### TEXT TO READ
"I looked at him and I thought, 'I know who you are,''" says the stunning and articulate Robyn Stecher, Executive Vice-President of the bi-coastal talent agency, Don Buchwald & Associates, and author of a new book, There's Something About Daniel (The Write Place, 2010). The book contains a series of engaging, alternately funny and moving stories of raising her neurologically impaired "complex" (her preferred word) son.
Stecher relays one of the stories from her book, of when Daniel was around 4 years old, and he had to step across a series of blocks laid out by the teacher and meant to resemble the Great Wall of China. Watching him struggle, stumble, fall down, and pick himself back up again repeatedly with great determination, Stecher realized, "Now I know who you are. And I can take you to wherever I think you can go. Parents have to, in some ways, design their children. They have to create the opportunity for possibility to occur," Stecher shares from the comfort of her living room couch on the Upper East Side, while Daniel, now 18 years old, watches a baseball game in the other room, offers me water, and checks up on us periodically.
"Parents have to create a runway for these kids to go on. Often times they get this imprint in their head -- you're supposed to fit into this box. I use the analogy of plants in a garden. I always say if you are a fern, you cannot survive in a desert. If you are a cactus, you cannot survive in a humid greenhouse. You must look at that individual, (and every kid will be so different), and find the means to motivate, to inspire, and to bring out whoever they can be," Stecher outlines effortlessly, her calm demeanor belying the challenges she has met in her life.
Preparing for a benefit being held this Friday, June 18th at Joe's Pub in New York City to celebrate the book launch and raise money for her son's school, The Lowell School, Stecher discusses her impetus to start writing a few years ago. "I thought, 'I am fully baked now.' I've been through marriage, childbirth, raising a special needs child, rebuilding my career, divorce, living on my own -- things women don't do."
When she left her crumbling marriage 10 years ago with no child support, she had to find an apartment for herself and Daniel and rebuild her career, as she had been out of the work force for many years caring for her son. Stecher muses, "An entrepreneur by nature is someone who will take on very, very high risk, and not be terrified of it. They actually live in their faith and not their fear. I was looking for a place to live (driving around with a friend), and all of a sudden she looks at me and says, 'This is a house of cards. This thing can crumble at any second. Are you sure this is what you want to do?' I looked back at her and said, 'I don't have a choice and I don't want to see it that way. It's not going to crumble. I'll figure out how to cement the foundation of it.'"
From the outside looking in, it appears Stecher corners the market on the mortar she created to build her foundation. "The fortunate thing with Daniel is his sociability and how remarkable it is. I think it comes from his self-confidence. With everything he has going on -- (he's now down to a mere 8 doctors a year - neurologist, psychologist, ophthalmologist, orthopedist, and more) -- he could have been lacking tremendously in self-confidence. He may never have run for student office, but he did it time and time again. He may never have gone to the prom alone, but he managed to figure out that that was an okay thing to do. He takes himself out to dinner, goes to movies by himself. These are things I never learned how to do!" Stecher laughs.
The book shows great humor, humility, and grace as Stecher opens her heart to share her and Daniel's personal struggles over the years. I may not have yet have children myself, but I've spent enough time around them to know that they will very strongly reflect back what their parents show them. Daniel's thoughtfulness and friendly disposition are no mere "accident."

Bounding box annotations:
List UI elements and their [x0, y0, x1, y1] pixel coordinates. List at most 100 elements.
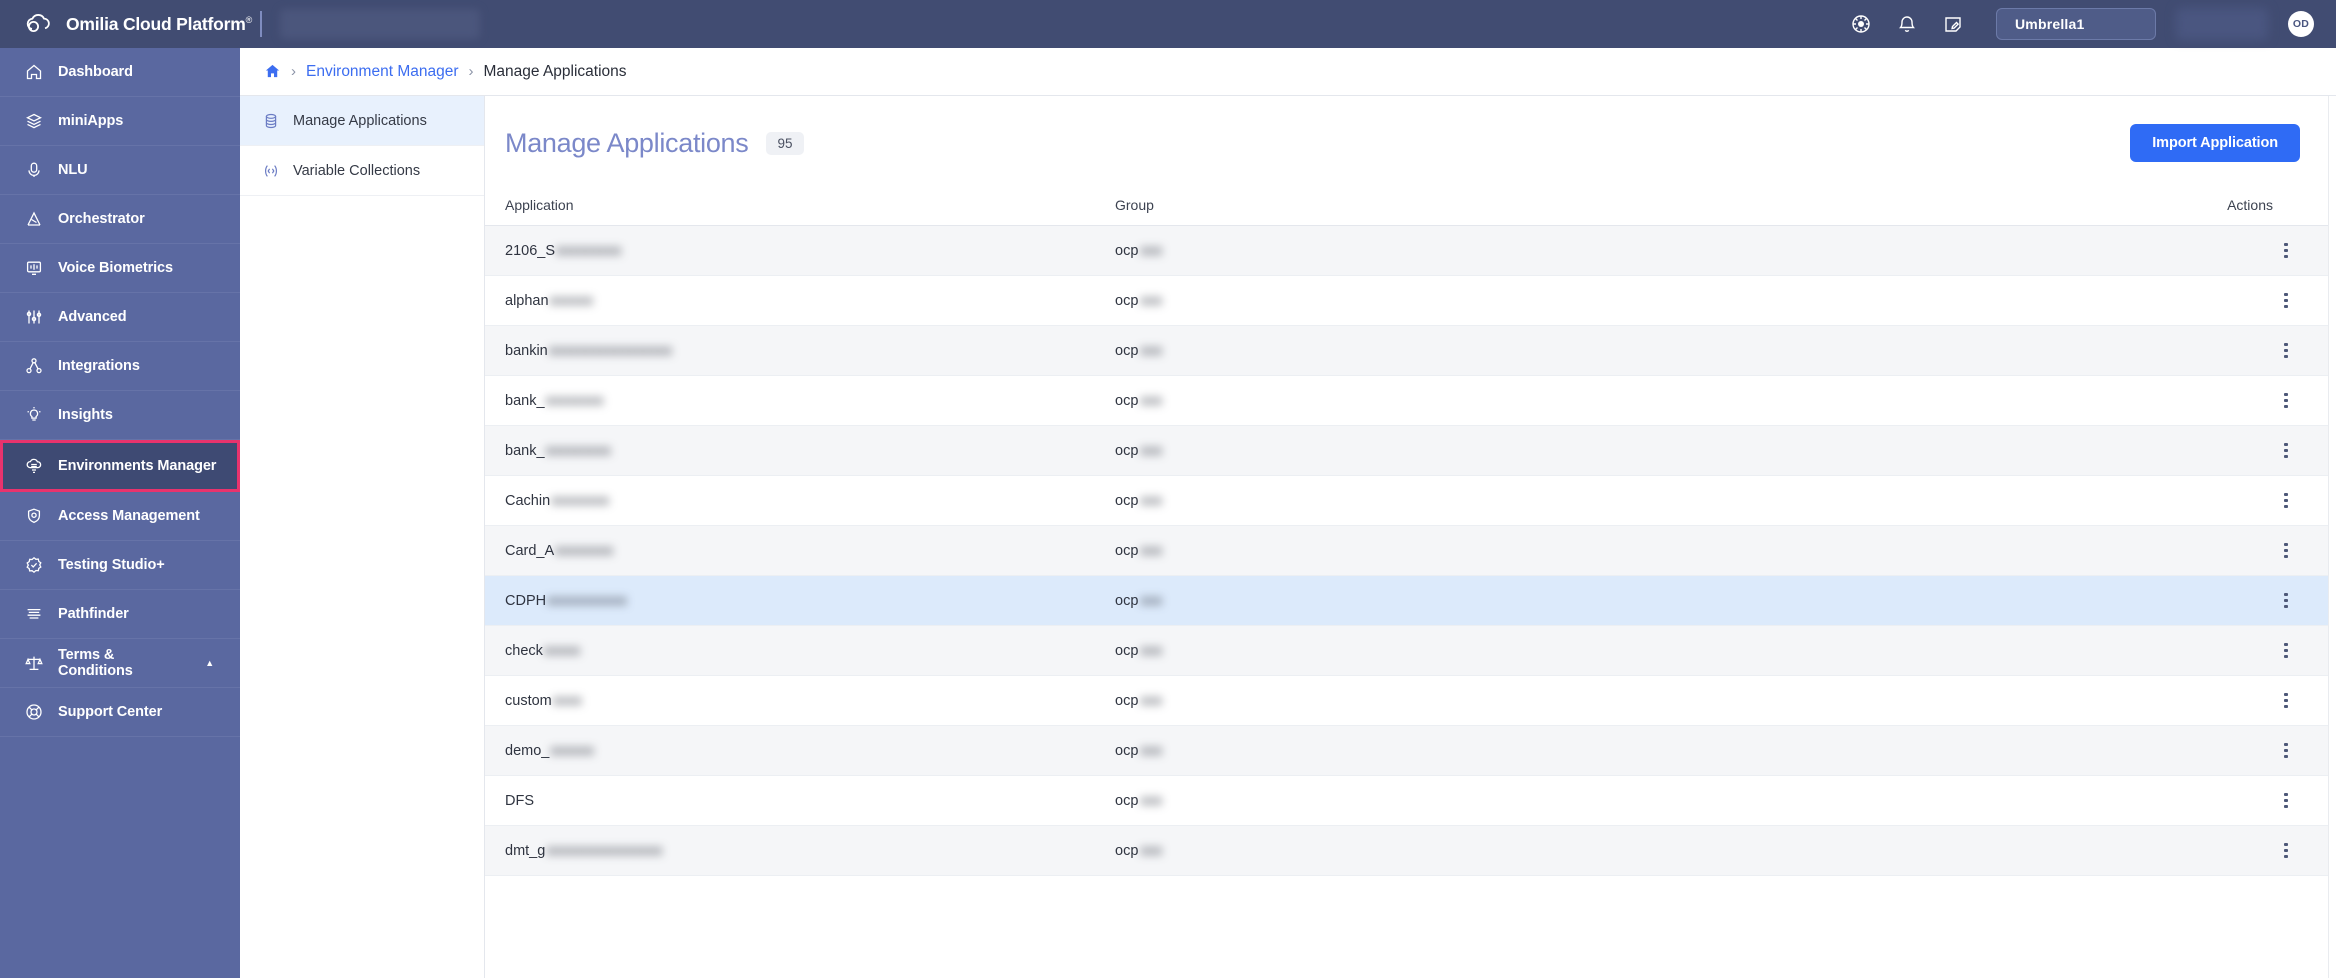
application-name-visible: custom [505, 693, 552, 709]
group-redacted: xxx [1140, 543, 1162, 559]
table-header-row: Application Group Actions [485, 184, 2336, 226]
home-icon[interactable] [264, 63, 281, 80]
microphone-icon [24, 160, 44, 180]
sidebar-item-nlu[interactable]: NLU [0, 146, 240, 195]
application-name-visible: alphan [505, 293, 549, 309]
table-row[interactable]: demo_xxxxxxocpxxx [485, 726, 2336, 776]
table-row[interactable]: Cachinxxxxxxxxocpxxx [485, 476, 2336, 526]
application-name-redacted: xxxxxx [550, 743, 594, 759]
cell-group: ocpxxx [1115, 693, 2015, 709]
table-row[interactable]: Card_Axxxxxxxxocpxxx [485, 526, 2336, 576]
application-name-redacted: xxxxxxxx [555, 543, 613, 559]
group-visible: ocp [1115, 793, 1138, 809]
brand[interactable]: Omilia Cloud Platform® [0, 0, 240, 48]
cell-group: ocpxxx [1115, 443, 2015, 459]
vertical-scrollbar[interactable] [2328, 96, 2336, 978]
import-application-button[interactable]: Import Application [2130, 124, 2300, 162]
breadcrumb-separator: › [469, 63, 474, 80]
table-row[interactable]: bankinxxxxxxxxxxxxxxxxxocpxxx [485, 326, 2336, 376]
kebab-menu-icon[interactable] [2276, 691, 2296, 711]
table-row[interactable]: bank_xxxxxxxxocpxxx [485, 376, 2336, 426]
nodes-icon [24, 356, 44, 376]
group-redacted: xxx [1140, 443, 1162, 459]
sidebar-item-label: Insights [58, 407, 113, 423]
sidebar-item-orchestrator[interactable]: Orchestrator [0, 195, 240, 244]
cell-group: ocpxxx [1115, 743, 2015, 759]
cell-application-name: DFS [505, 793, 1115, 809]
sidebar-item-voice-biometrics[interactable]: Voice Biometrics [0, 244, 240, 293]
application-name-visible: bank_ [505, 393, 545, 409]
sidebar-item-insights[interactable]: Insights [0, 391, 240, 440]
subnav-item-variable-collections[interactable]: Variable Collections [240, 146, 484, 196]
shield-gear-icon [24, 506, 44, 526]
group-visible: ocp [1115, 343, 1138, 359]
group-visible: ocp [1115, 443, 1138, 459]
secondary-selector-blurred[interactable] [2176, 8, 2268, 40]
kebab-menu-icon[interactable] [2276, 591, 2296, 611]
database-icon [262, 112, 280, 130]
breadcrumb-separator: › [291, 63, 296, 80]
sidebar-item-label: miniApps [58, 113, 123, 129]
table-row[interactable]: customxxxxocpxxx [485, 676, 2336, 726]
sidebar-item-label: Pathfinder [58, 606, 129, 622]
user-avatar[interactable]: OD [2288, 11, 2314, 37]
breadcrumb-link-environment-manager[interactable]: Environment Manager [306, 63, 459, 81]
kebab-menu-icon[interactable] [2276, 441, 2296, 461]
kebab-menu-icon[interactable] [2276, 341, 2296, 361]
chevron-up-icon[interactable]: ▲ [205, 658, 214, 668]
sidebar-item-pathfinder[interactable]: Pathfinder [0, 590, 240, 639]
application-name-redacted: xxxxxxxxx [546, 443, 611, 459]
subnav-item-label: Variable Collections [293, 163, 420, 179]
sidebar-item-advanced[interactable]: Advanced [0, 293, 240, 342]
cell-application-name: demo_xxxxxx [505, 743, 1115, 759]
table-row[interactable]: dmt_gxxxxxxxxxxxxxxxxocpxxx [485, 826, 2336, 876]
sidebar-item-terms-conditions[interactable]: Terms & Conditions ▲ [0, 639, 240, 688]
group-visible: ocp [1115, 593, 1138, 609]
notifications-bell-icon[interactable] [1894, 11, 1920, 37]
registered-mark: ® [246, 15, 252, 25]
application-name-redacted: xxxxxxxx [546, 393, 604, 409]
cell-application-name: bankinxxxxxxxxxxxxxxxxx [505, 343, 1115, 359]
table-body: 2106_Sxxxxxxxxxocpxxxalphanxxxxxxocpxxxb… [485, 226, 2336, 876]
cell-application-name: dmt_gxxxxxxxxxxxxxxxx [505, 843, 1115, 859]
subnav-item-label: Manage Applications [293, 113, 427, 129]
kebab-menu-icon[interactable] [2276, 741, 2296, 761]
table-row[interactable]: 2106_Sxxxxxxxxxocpxxx [485, 226, 2336, 276]
application-name-visible: 2106_S [505, 243, 555, 259]
flow-icon [24, 209, 44, 229]
help-icon[interactable] [1848, 11, 1874, 37]
sidebar-item-label: Orchestrator [58, 211, 145, 227]
sidebar-item-testing-studio[interactable]: Testing Studio+ [0, 541, 240, 590]
main-content: Manage Applications 95 Import Applicatio… [485, 96, 2336, 978]
sidebar-item-environments-manager[interactable]: Environments Manager [0, 440, 240, 492]
kebab-menu-icon[interactable] [2276, 391, 2296, 411]
brand-name: Omilia Cloud Platform® [66, 14, 252, 35]
kebab-menu-icon[interactable] [2276, 641, 2296, 661]
notes-icon[interactable] [1940, 11, 1966, 37]
kebab-menu-icon[interactable] [2276, 841, 2296, 861]
sidebar-item-dashboard[interactable]: Dashboard [0, 48, 240, 97]
sidebar-item-label: Dashboard [58, 64, 133, 80]
global-search-input[interactable] [280, 9, 480, 39]
kebab-menu-icon[interactable] [2276, 541, 2296, 561]
sidebar-item-miniapps[interactable]: miniApps [0, 97, 240, 146]
breadcrumb: › Environment Manager › Manage Applicati… [240, 48, 2336, 96]
subnav-item-manage-applications[interactable]: Manage Applications [240, 96, 484, 146]
table-row[interactable]: DFSocpxxx [485, 776, 2336, 826]
environment-selector[interactable]: Umbrella1 [1996, 8, 2156, 40]
sidebar-item-integrations[interactable]: Integrations [0, 342, 240, 391]
kebab-menu-icon[interactable] [2276, 491, 2296, 511]
sidebar-item-label: Support Center [58, 704, 162, 720]
cell-application-name: bank_xxxxxxxx [505, 393, 1115, 409]
table-row[interactable]: bank_xxxxxxxxxocpxxx [485, 426, 2336, 476]
application-count-badge: 95 [766, 132, 803, 155]
kebab-menu-icon[interactable] [2276, 291, 2296, 311]
top-bar: Omilia Cloud Platform® Umbrella1 OD [0, 0, 2336, 48]
table-row[interactable]: alphanxxxxxxocpxxx [485, 276, 2336, 326]
sidebar-item-access-management[interactable]: Access Management [0, 492, 240, 541]
sidebar-item-support-center[interactable]: Support Center [0, 688, 240, 737]
kebab-menu-icon[interactable] [2276, 791, 2296, 811]
table-row[interactable]: checkxxxxxocpxxx [485, 626, 2336, 676]
kebab-menu-icon[interactable] [2276, 241, 2296, 261]
table-row[interactable]: CDPHxxxxxxxxxxxocpxxx [485, 576, 2336, 626]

### PROBLEMS TO SOLVE
(A) Report every line of the listing that contains the string "miniApps", treating uppercase and lowercase as different.
(B) Pick up the article about Robyn Stecher and her son Daniel from its last sentence and keep writing it.
The article and the listing are unrelated pieces of material.

### RESPONSES PER TASK
(A)
sidebar-item-label: miniApps [58, 113, 123, 129]
sidebar-item-miniapps[interactable]: miniApps [0, 97, 240, 146]

(B)
"Balance was the key to the whole thing. I was always able to think through his memories - how will he look back? How will he bring this into the fabric of who he is? Would he be like, 'Oh My God, my mom was always stressed out!' Or did I want to be this woman who was, 'Okay, I'm stressing, but you're not going to see me stressing.' I really saw myself in the role of remaining in the moment, joyfully embracing life and the love that I have for my son, and letting him know it every moment, every second of every day. If I had my frustration, I didn't want to rope him into that, I wanted to keep it very pure. I didn't want to think every time he threw the ball to me, 'Oh My God, is he moving his muscles in the right way?'" Stecher gesticulates, a portrait of self-actualization gained through experience.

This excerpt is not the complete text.